* START *

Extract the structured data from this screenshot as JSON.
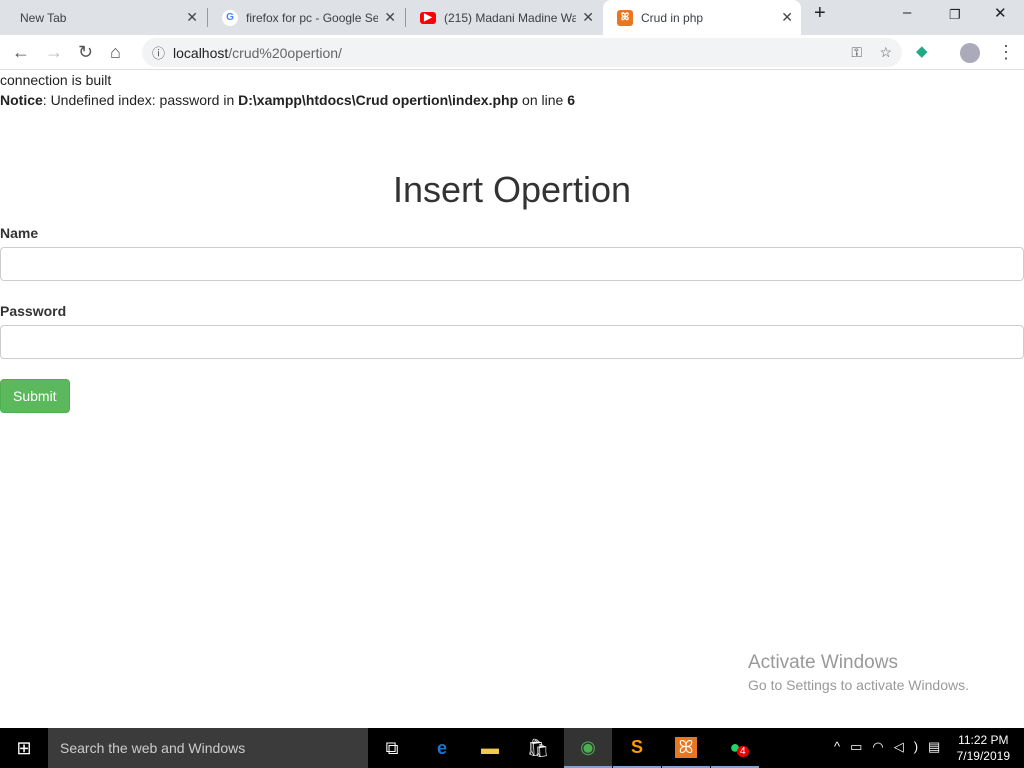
{
  "browser": {
    "tabs": [
      {
        "title": "New Tab",
        "icon": "none"
      },
      {
        "title": "firefox for pc - Google Se",
        "icon": "google-icon"
      },
      {
        "title": "(215) Madani Madine Wa",
        "icon": "youtube-icon"
      },
      {
        "title": "Crud in php",
        "icon": "xampp-icon",
        "active": true
      }
    ],
    "url_host": "localhost",
    "url_path": "/crud%20opertion/"
  },
  "page": {
    "line1": "connection is built",
    "notice_label": "Notice",
    "notice_text": ": Undefined index: password in ",
    "notice_path": "D:\\xampp\\htdocs\\Crud opertion\\index.php",
    "notice_online": " on line ",
    "notice_line": "6",
    "heading": "Insert Opertion",
    "name_label": "Name",
    "name_value": "",
    "password_label": "Password",
    "password_value": "",
    "submit": "Submit"
  },
  "watermark": {
    "title": "Activate Windows",
    "sub": "Go to Settings to activate Windows."
  },
  "taskbar": {
    "search_placeholder": "Search the web and Windows",
    "time": "11:22 PM",
    "date": "7/19/2019",
    "whatsapp_badge": "4"
  },
  "colors": {
    "submit": "#5cb85c"
  }
}
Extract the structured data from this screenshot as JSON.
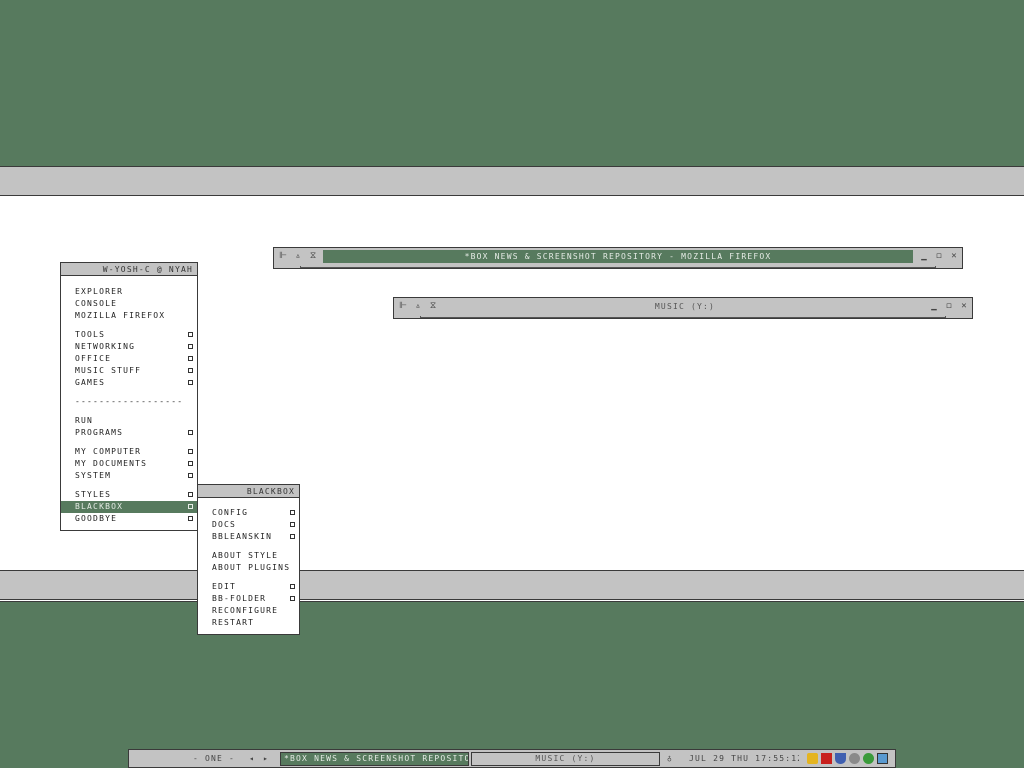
{
  "firefox_window": {
    "title": "*BOX NEWS & SCREENSHOT REPOSITORY - MOZILLA FIREFOX"
  },
  "music_window": {
    "title": "MUSIC (Y:)"
  },
  "root_menu": {
    "title": "W-YOSH-C @ NYAH",
    "items": [
      {
        "label": "EXPLORER"
      },
      {
        "label": "CONSOLE"
      },
      {
        "label": "MOZILLA FIREFOX"
      },
      {
        "label": "TOOLS"
      },
      {
        "label": "NETWORKING"
      },
      {
        "label": "OFFICE"
      },
      {
        "label": "MUSIC STUFF"
      },
      {
        "label": "GAMES"
      },
      {
        "label": "------------------"
      },
      {
        "label": "RUN"
      },
      {
        "label": "PROGRAMS"
      },
      {
        "label": "MY COMPUTER"
      },
      {
        "label": "MY DOCUMENTS"
      },
      {
        "label": "SYSTEM"
      },
      {
        "label": "STYLES"
      },
      {
        "label": "BLACKBOX"
      },
      {
        "label": "GOODBYE"
      }
    ]
  },
  "blackbox_menu": {
    "title": "BLACKBOX",
    "items": [
      {
        "label": "CONFIG"
      },
      {
        "label": "DOCS"
      },
      {
        "label": "BBLEANSKIN"
      },
      {
        "label": "ABOUT STYLE"
      },
      {
        "label": "ABOUT PLUGINS"
      },
      {
        "label": "EDIT"
      },
      {
        "label": "BB-FOLDER"
      },
      {
        "label": "RECONFIGURE"
      },
      {
        "label": "RESTART"
      }
    ]
  },
  "taskbar": {
    "workspace": "- ONE -",
    "prev": "◂",
    "next": "▸",
    "tasks": [
      {
        "label": "*BOX NEWS & SCREENSHOT REPOSITO..."
      },
      {
        "label": "MUSIC (Y:)"
      }
    ],
    "clock": "JUL 29 THU 17:55:12"
  },
  "colors": {
    "desktop": "#577a5e",
    "frame": "#c3c3c3",
    "active": "#577a5e"
  }
}
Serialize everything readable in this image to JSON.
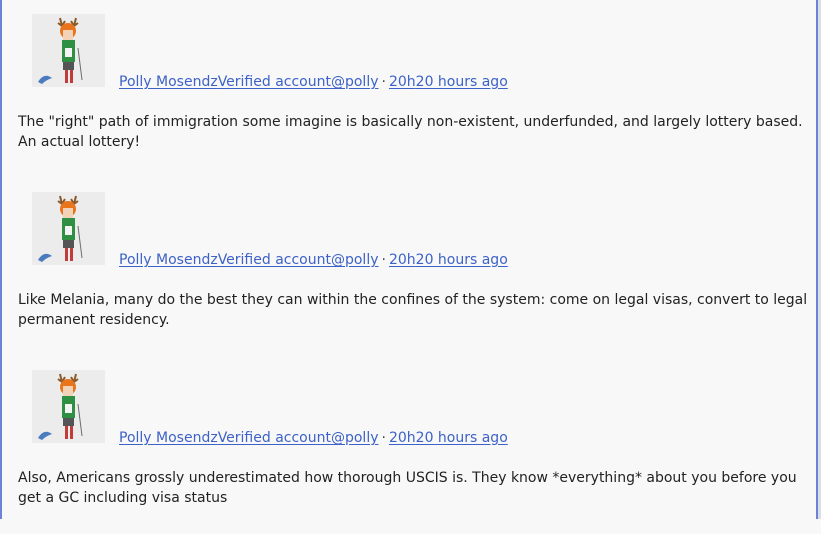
{
  "tweets": [
    {
      "author_name": "Polly Mosendz",
      "verified_label": "Verified account",
      "handle": "@polly",
      "separator": "·",
      "time_short": "20h",
      "time_long": "20 hours ago",
      "text": "The \"right\" path of immigration some imagine is basically non-existent, underfunded, and largely lottery based. An actual lottery!",
      "avatar_icon": "illustrated-girl-with-antlers-avatar"
    },
    {
      "author_name": "Polly Mosendz",
      "verified_label": "Verified account",
      "handle": "@polly",
      "separator": "·",
      "time_short": "20h",
      "time_long": "20 hours ago",
      "text": "Like Melania, many do the best they can within the confines of the system: come on legal visas, convert to legal permanent residency.",
      "avatar_icon": "illustrated-girl-with-antlers-avatar"
    },
    {
      "author_name": "Polly Mosendz",
      "verified_label": "Verified account",
      "handle": "@polly",
      "separator": "·",
      "time_short": "20h",
      "time_long": "20 hours ago",
      "text": "Also, Americans grossly underestimated how thorough USCIS is. They know *everything* about you before you get a GC including visa status",
      "avatar_icon": "illustrated-girl-with-antlers-avatar"
    }
  ],
  "colors": {
    "background": "#f8f8f9",
    "link": "#3d62c7",
    "text": "#222222",
    "frame": "#6b82d6"
  }
}
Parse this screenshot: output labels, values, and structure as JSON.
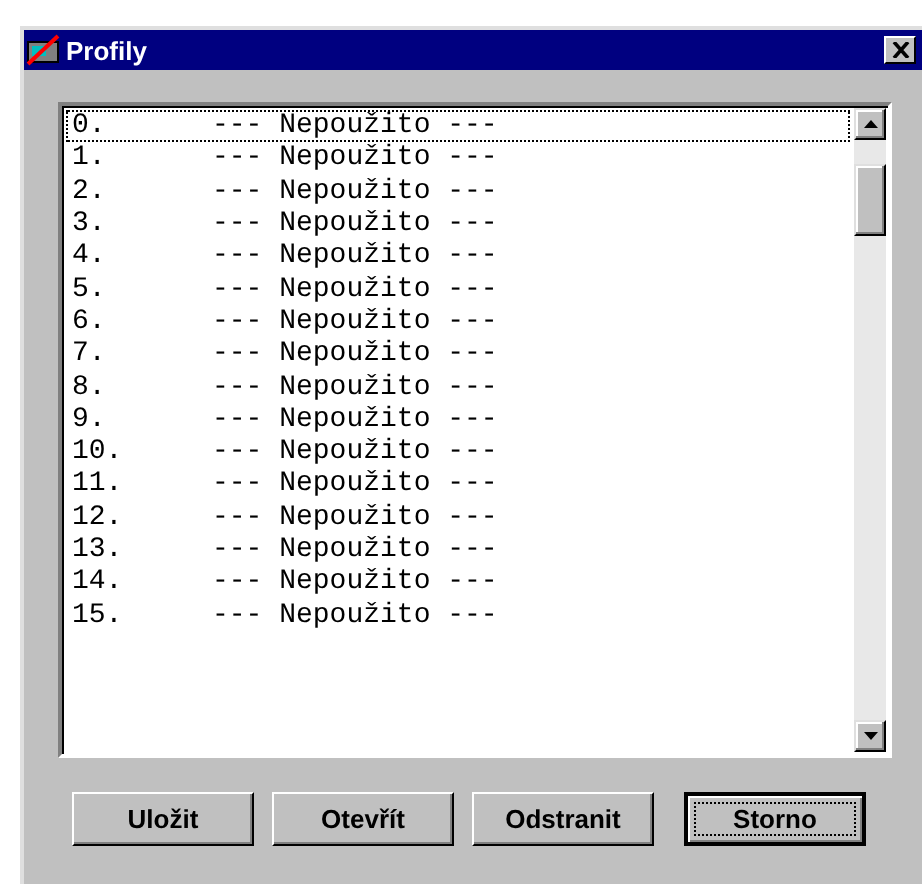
{
  "window": {
    "title": "Profily"
  },
  "list": {
    "rows": [
      {
        "number": "0.",
        "name": "--- Nepoužito ---",
        "focused": true
      },
      {
        "number": "1.",
        "name": "--- Nepoužito ---",
        "focused": false
      },
      {
        "number": "2.",
        "name": "--- Nepoužito ---",
        "focused": false
      },
      {
        "number": "3.",
        "name": "--- Nepoužito ---",
        "focused": false
      },
      {
        "number": "4.",
        "name": "--- Nepoužito ---",
        "focused": false
      },
      {
        "number": "5.",
        "name": "--- Nepoužito ---",
        "focused": false
      },
      {
        "number": "6.",
        "name": "--- Nepoužito ---",
        "focused": false
      },
      {
        "number": "7.",
        "name": "--- Nepoužito ---",
        "focused": false
      },
      {
        "number": "8.",
        "name": "--- Nepoužito ---",
        "focused": false
      },
      {
        "number": "9.",
        "name": "--- Nepoužito ---",
        "focused": false
      },
      {
        "number": "10.",
        "name": "--- Nepoužito ---",
        "focused": false
      },
      {
        "number": "11.",
        "name": "--- Nepoužito ---",
        "focused": false
      },
      {
        "number": "12.",
        "name": "--- Nepoužito ---",
        "focused": false
      },
      {
        "number": "13.",
        "name": "--- Nepoužito ---",
        "focused": false
      },
      {
        "number": "14.",
        "name": "--- Nepoužito ---",
        "focused": false
      },
      {
        "number": "15.",
        "name": "--- Nepoužito ---",
        "focused": false
      }
    ]
  },
  "buttons": [
    {
      "label": "Uložit",
      "default": false
    },
    {
      "label": "Otevřít",
      "default": false
    },
    {
      "label": "Odstranit",
      "default": false
    },
    {
      "label": "Storno",
      "default": true
    }
  ]
}
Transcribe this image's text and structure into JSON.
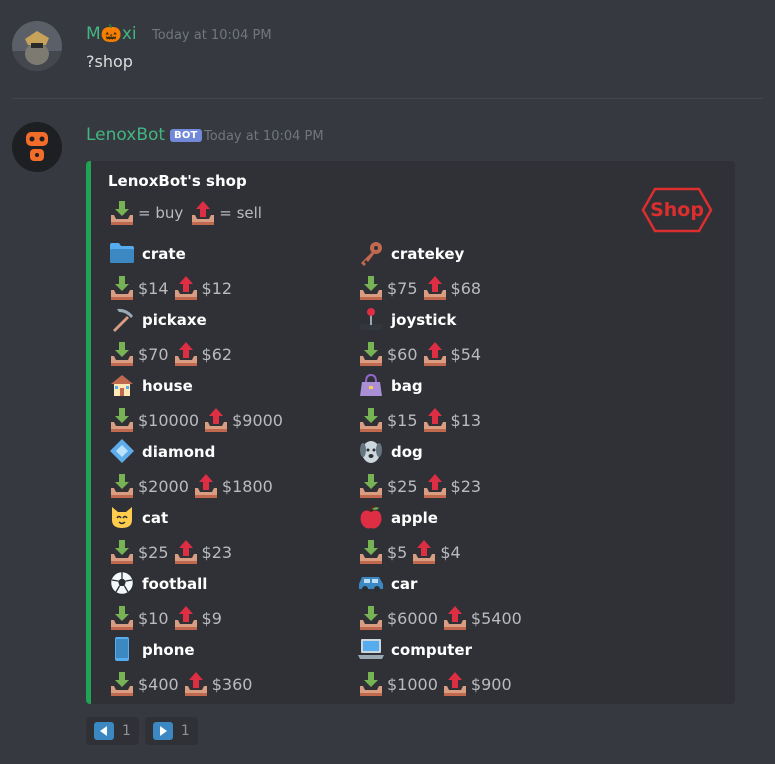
{
  "messages": [
    {
      "author": "M🎃xi",
      "author_color": "#43b581",
      "timestamp": "Today at 10:04 PM",
      "content": "?shop",
      "avatar": "cat-with-hat-avatar"
    },
    {
      "author": "LenoxBot",
      "author_color": "#43b581",
      "badge": "BOT",
      "timestamp": "Today at 10:04 PM",
      "avatar": "robot-avatar"
    }
  ],
  "embed": {
    "title": "LenoxBot's shop",
    "legend_buy": "= buy",
    "legend_sell": "= sell",
    "thumbnail_text": "Shop",
    "accent": "#21a356",
    "items": [
      {
        "name": "crate",
        "emoji": "folder-icon",
        "buy": "$14",
        "sell": "$12"
      },
      {
        "name": "cratekey",
        "emoji": "key-icon",
        "buy": "$75",
        "sell": "$68"
      },
      {
        "name": "pickaxe",
        "emoji": "pickaxe-icon",
        "buy": "$70",
        "sell": "$62"
      },
      {
        "name": "joystick",
        "emoji": "joystick-icon",
        "buy": "$60",
        "sell": "$54"
      },
      {
        "name": "house",
        "emoji": "house-icon",
        "buy": "$10000",
        "sell": "$9000"
      },
      {
        "name": "bag",
        "emoji": "handbag-icon",
        "buy": "$15",
        "sell": "$13"
      },
      {
        "name": "diamond",
        "emoji": "diamond-icon",
        "buy": "$2000",
        "sell": "$1800"
      },
      {
        "name": "dog",
        "emoji": "dog-icon",
        "buy": "$25",
        "sell": "$23"
      },
      {
        "name": "cat",
        "emoji": "cat-icon",
        "buy": "$25",
        "sell": "$23"
      },
      {
        "name": "apple",
        "emoji": "apple-icon",
        "buy": "$5",
        "sell": "$4"
      },
      {
        "name": "football",
        "emoji": "soccer-ball-icon",
        "buy": "$10",
        "sell": "$9"
      },
      {
        "name": "car",
        "emoji": "car-icon",
        "buy": "$6000",
        "sell": "$5400"
      },
      {
        "name": "phone",
        "emoji": "phone-icon",
        "buy": "$400",
        "sell": "$360"
      },
      {
        "name": "computer",
        "emoji": "laptop-icon",
        "buy": "$1000",
        "sell": "$900"
      }
    ]
  },
  "reactions": [
    {
      "emoji": "arrow-left-icon",
      "count": "1"
    },
    {
      "emoji": "arrow-right-icon",
      "count": "1"
    }
  ]
}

* END *

→ Written request: Search the data above for lines holding "index" and copy each of them.

→ Full solution:
    "notice_text": ": Undefined index: password in ",
    "notice_path": "D:\\xampp\\htdocs\\Crud opertion\\index.php",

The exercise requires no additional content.